• [AIM 1]: Do these statements agree with the cubic-equation thread below? Answer each with yes or no and quote the deciding words. (a) The asker is not allowed to use calculus. (b) Answer 6 arrives at ab+ac+bc=12. (c) Answer 9 begins by taking the equation as x^3 -12x = 0.
• [AIM 2]:
Using the cubic-equation thread below, answer each question on its own line:
(a) What does Answer 2 suggest making "k" when graphing?
(b) What does Answer 6 give k as?
(c) How many times must the graph meet the x axis for three different roots, according to Answer 9?
• [AIM 3]: Can you carry on the cubic-equation thread below past its final line?
Begin SOURCE EXCERPT
Question

Determine the values of "k" for which the equation x^3-12x+k = 0 will have 3 different roots.

Answer 1

ALL real?

Answer 2

There are a few different approaches to take here. Are you allowed to use calc? Also, have you tried graphing it in geoegbra, making "k" a slider?

Answer 3

no i am not allow to use calculus or calculator

Answer 4

maybe graphing calculator

Answer 5

Veieta is probably one way.

Answer 6

\[x^3-12x+k=(x-a)(x-b)(x-c)\]
\[x^3-12x+k=(x^2-ax-bx+ab)(x-c)\]
\[x^3-12x+k=(x^2+(-a-b)x+ab)(x-c)\]
\[x^3-12x+k=(x^3+(-a-b)x^2+abx-cx^2-c(-a-b)x-abc)\]
\[x^3-12x+k=x^3+(-a-b-c)x^2+(ab+ac+bc)x-abc\]
So we have
-a-b-c=0
ab+ac+bc=-12
k=-abc

Answer 7

Myin just cooked vieta's theorem for you :)

Answer 8

where a, b,c are the roots of course

Answer 9

First assume the equation as x^3 -12x = 0 the graph would be like this:

If you want 3 different roots, that means to say the graph will intersect with the x axis 3 times.
End SOURCE EXCERPT
Begin ITEMS
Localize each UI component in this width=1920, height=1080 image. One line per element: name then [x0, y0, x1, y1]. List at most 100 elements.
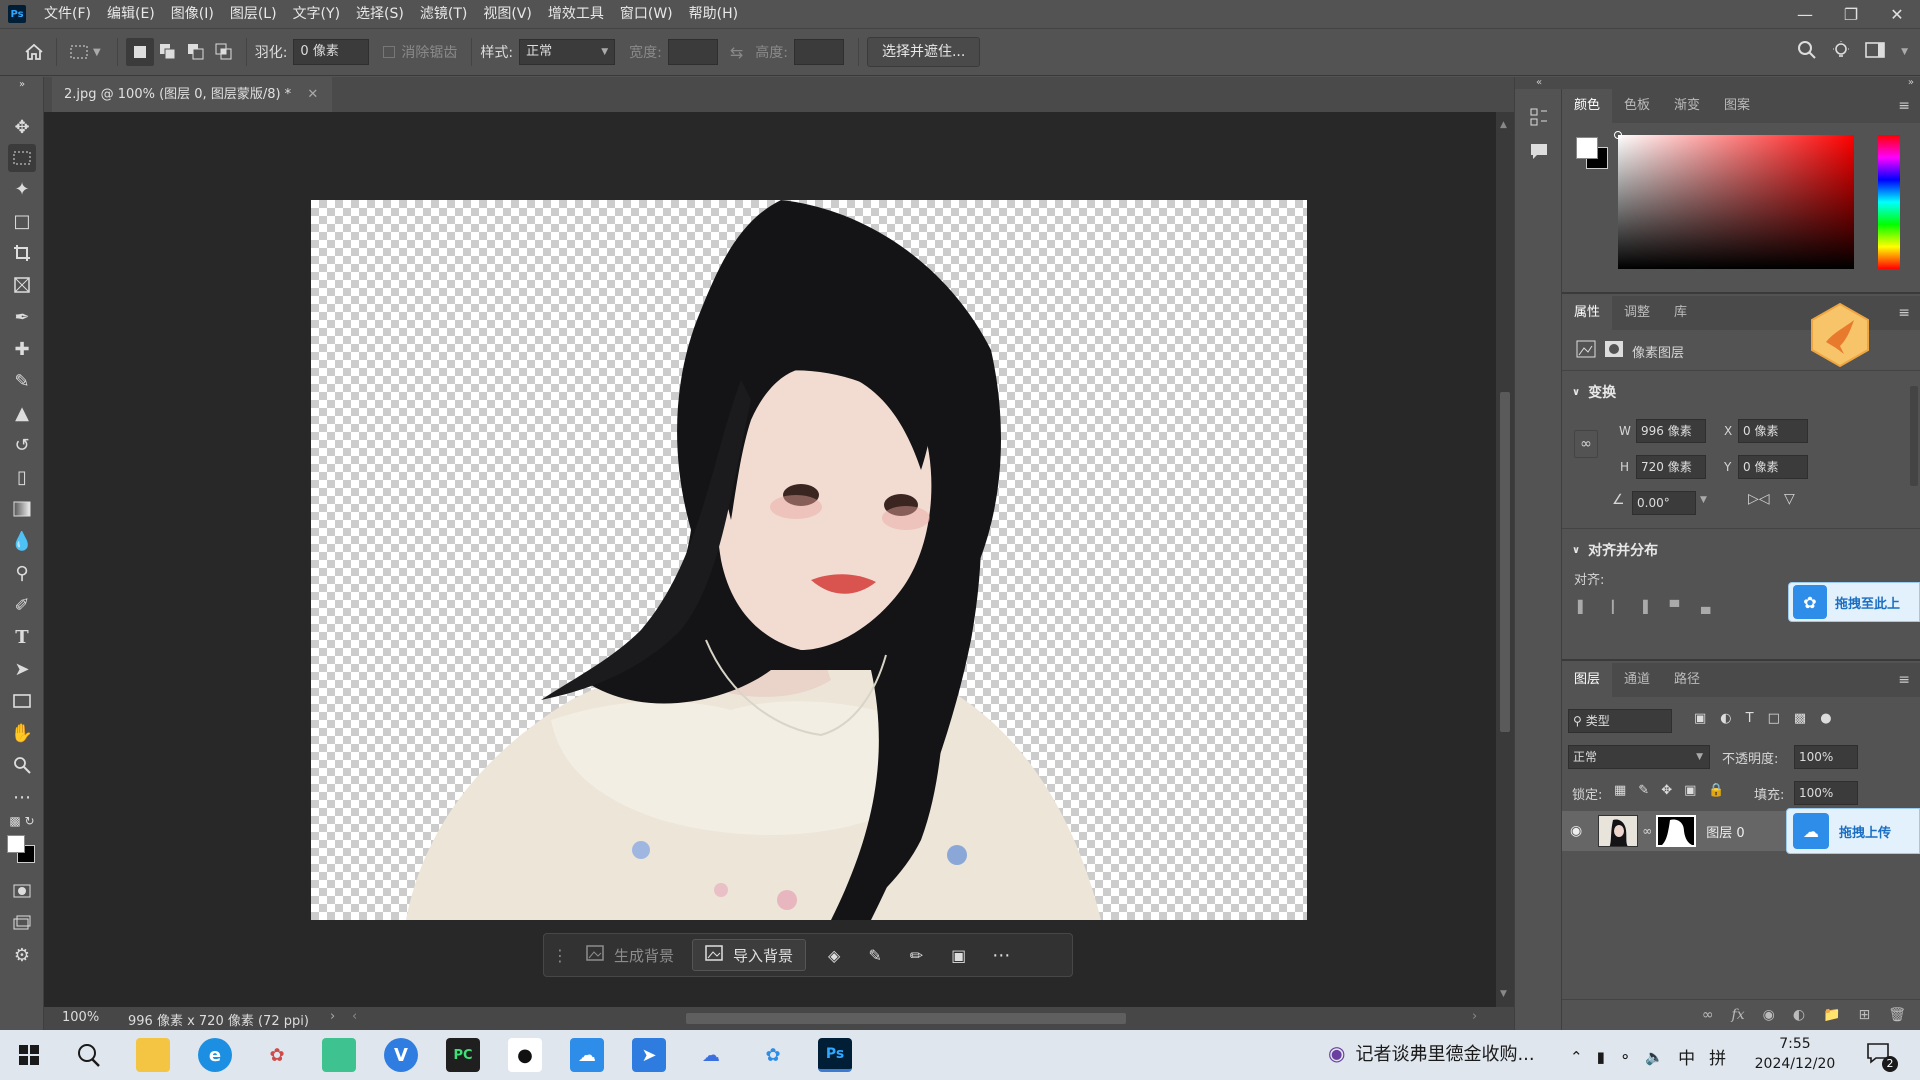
generate-background-button[interactable]: 生成背景 — [574, 939, 686, 971]
home-icon[interactable] — [20, 38, 48, 66]
object-selection-tool-icon[interactable]: ✦ — [8, 175, 36, 203]
app-v-icon[interactable]: V — [384, 1038, 418, 1072]
scroll-down-icon[interactable]: ▼ — [1500, 989, 1507, 999]
align-bottom-icon[interactable]: ▄ — [1701, 600, 1710, 614]
path-selection-tool-icon[interactable]: ➤ — [8, 655, 36, 683]
lock-pixels-icon[interactable]: ✎ — [1638, 783, 1649, 798]
menu-image[interactable]: 图像(I) — [163, 0, 222, 28]
layer-thumbnail[interactable] — [1598, 815, 1639, 847]
battery-icon[interactable]: ▮ — [1597, 1048, 1605, 1066]
add-mask-icon[interactable]: ◉ — [1763, 1007, 1775, 1023]
move-tool-icon[interactable]: ✥ — [8, 113, 36, 141]
zoom-level[interactable]: 100% — [62, 1010, 99, 1025]
crop-tool-icon[interactable] — [8, 239, 36, 267]
menu-layer[interactable]: 图层(L) — [222, 0, 285, 28]
blend-mode-select[interactable]: 正常 ▼ — [1568, 745, 1710, 769]
screen-mode-icon[interactable] — [8, 909, 36, 937]
menu-file[interactable]: 文件(F) — [36, 0, 99, 28]
panel-menu-icon[interactable]: ≡ — [1898, 98, 1910, 114]
restore-icon[interactable]: ❐ — [1828, 5, 1874, 24]
subtract-selection-icon[interactable] — [182, 38, 210, 66]
zoom-tool-icon[interactable] — [8, 751, 36, 779]
antialias-checkbox[interactable] — [383, 46, 396, 58]
rectangle-tool-icon[interactable] — [8, 687, 36, 715]
search-icon[interactable] — [1797, 40, 1817, 64]
snipping-tool-icon[interactable]: ✿ — [260, 1038, 294, 1072]
panda-app-icon[interactable]: ● — [508, 1038, 542, 1072]
tab-layers[interactable]: 图层 — [1562, 663, 1613, 697]
frame-tool-icon[interactable] — [8, 271, 36, 299]
feather-input[interactable]: 0 像素 — [293, 39, 370, 65]
fill-field[interactable]: 100% — [1794, 781, 1858, 805]
status-menu-arrow-icon[interactable]: › — [330, 1009, 335, 1024]
history-panel-icon[interactable] — [1529, 107, 1549, 131]
align-top-icon[interactable]: ▀ — [1670, 600, 1679, 614]
filter-toggle-icon[interactable]: ● — [1820, 711, 1831, 726]
lock-transparency-icon[interactable]: ▦ — [1614, 783, 1626, 798]
style-select[interactable]: 正常 ▼ — [519, 39, 616, 65]
visibility-eye-icon[interactable]: ◉ — [1570, 823, 1582, 839]
feishu-icon[interactable]: ➤ — [632, 1038, 666, 1072]
tab-channels[interactable]: 通道 — [1612, 663, 1662, 697]
layer-filter-select[interactable]: ⚲ 类型 — [1568, 709, 1672, 733]
align-right-icon[interactable]: ▐ — [1638, 600, 1647, 614]
onedrive-icon[interactable]: ☁ — [694, 1038, 728, 1072]
collapse-arrows-icon[interactable]: « — [1515, 77, 1563, 89]
width-field[interactable]: 996 像素 — [1636, 419, 1706, 443]
delete-layer-icon[interactable]: 🗑 — [1888, 1007, 1906, 1023]
ime-language[interactable]: 中 — [1678, 1044, 1695, 1069]
quick-selection-tool-icon[interactable]: □ — [8, 207, 36, 235]
collapse-arrows-icon[interactable]: » — [1562, 77, 1920, 89]
menu-type[interactable]: 文字(Y) — [285, 0, 348, 28]
document-dimensions[interactable]: 996 像素 x 720 像素 (72 ppi) — [128, 1010, 309, 1029]
align-center-h-icon[interactable]: ┃ — [1609, 600, 1616, 614]
transform-section-header[interactable]: ∨ 变换 — [1572, 382, 1616, 402]
baidu-netdisk-icon[interactable]: ✿ — [756, 1038, 790, 1072]
menu-filter[interactable]: 滤镜(T) — [412, 0, 475, 28]
tab-properties[interactable]: 属性 — [1562, 296, 1613, 330]
dodge-tool-icon[interactable]: ⚲ — [8, 559, 36, 587]
menu-plugins[interactable]: 增效工具 — [540, 0, 612, 28]
tab-gradients[interactable]: 渐变 — [1662, 89, 1712, 123]
close-window-icon[interactable]: ✕ — [1874, 5, 1920, 24]
import-background-button[interactable]: 导入背景 — [692, 939, 807, 971]
edge-browser-icon[interactable]: e — [198, 1038, 232, 1072]
eyedropper-tool-icon[interactable]: ✒ — [8, 303, 36, 331]
history-brush-tool-icon[interactable]: ↺ — [8, 431, 36, 459]
fill-mask-icon[interactable]: ◈ — [828, 946, 840, 965]
layer-mask-thumbnail[interactable] — [1656, 815, 1697, 847]
scroll-right-icon[interactable]: › — [1472, 1009, 1477, 1024]
x-position-field[interactable]: 0 像素 — [1738, 419, 1808, 443]
type-tool-icon[interactable]: T — [8, 623, 36, 651]
drag-upload-overlay[interactable]: ✿ 拖拽至此上 — [1788, 582, 1920, 622]
notification-center-icon[interactable]: 2 — [1866, 1042, 1898, 1072]
align-section-header[interactable]: ∨ 对齐并分布 — [1572, 540, 1658, 560]
photoshop-taskbar-icon[interactable]: Ps — [818, 1038, 852, 1072]
gradient-tool-icon[interactable] — [8, 495, 36, 523]
filter-pixel-icon[interactable]: ▣ — [1694, 711, 1706, 726]
chevron-down-icon[interactable]: ▼ — [93, 47, 101, 58]
add-to-mask-icon[interactable]: ✏ — [910, 946, 923, 965]
opacity-field[interactable]: 100% — [1794, 745, 1858, 769]
flip-vertical-icon[interactable]: ▽ — [1784, 491, 1795, 507]
lock-all-icon[interactable]: 🔒 — [1708, 783, 1724, 798]
rectangular-marquee-tool-icon[interactable] — [8, 144, 36, 172]
chevron-down-icon[interactable]: ▼ — [1901, 47, 1908, 57]
menu-select[interactable]: 选择(S) — [348, 0, 412, 28]
vertical-scroll-thumb[interactable] — [1500, 392, 1510, 732]
align-left-icon[interactable]: ▌ — [1578, 600, 1587, 614]
color-field[interactable] — [1614, 131, 1854, 269]
hand-tool-icon[interactable]: ✋ — [8, 719, 36, 747]
link-layers-icon[interactable]: ∞ — [1702, 1007, 1714, 1023]
wifi-icon[interactable]: ⚬ — [1619, 1048, 1632, 1066]
mask-options-icon[interactable]: ▣ — [951, 946, 966, 965]
drag-upload-overlay[interactable]: ☁ 拖拽上传 — [1786, 808, 1920, 854]
menu-window[interactable]: 窗口(W) — [612, 0, 681, 28]
tab-libraries[interactable]: 库 — [1662, 296, 1699, 330]
new-group-icon[interactable]: 📁 — [1823, 1007, 1840, 1023]
default-colors-icon[interactable]: ▩ ↻ — [8, 811, 36, 831]
filter-smart-object-icon[interactable]: ▩ — [1794, 711, 1806, 726]
tab-patterns[interactable]: 图案 — [1712, 89, 1762, 123]
menu-help[interactable]: 帮助(H) — [681, 0, 746, 28]
panel-menu-icon[interactable]: ≡ — [1898, 305, 1910, 321]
End ITEMS
• [EXPECTED OUTPUT 1]:
(a) Yes: "no i am not allow to use calculus or calculator"
(b) No: "ab+ac+bc=-12"
(c) Yes: "First assume the equation as x^3 -12x = 0"

• [EXPECTED OUTPUT 2]:
(a) A slider
(b) -abc
(c) 3 times

• [EXPECTED OUTPUT 3]:
Looking at the equation in the question x^3 -12x +k, k will shift the graph up and down along the y axis. Thus u need to find the range of values of k such that, U want the in-between of 2 situations:

as u can see in the 2 pictures, the curve only cut the x axis 2 times (not what you want).

SO now that you know what u want to find, we can solve the question proper.

First u differentiate the equation.
y= x^3 -12x
dy/dx = 3x^2 - 12
let dy/dx= 0 ( you want to find the maximum and minimum point)
0= 3x^2 -12
x^2 = 4
x= 2 or -2 ( remember (-2)^2 also = 4)

Solve for y.
when x =2
y=x^3 -12x
y= 2^3 -12(2)
y= -16

when x = -2
y= (-2)^3 -12(-2)
y= -8+24
y= 16
thus the max point is (-2,16) and the min point is (2, - 16)
Since you want the curve to intersect the x axis 3 times, you can only shift the curve up and down less than 16 units.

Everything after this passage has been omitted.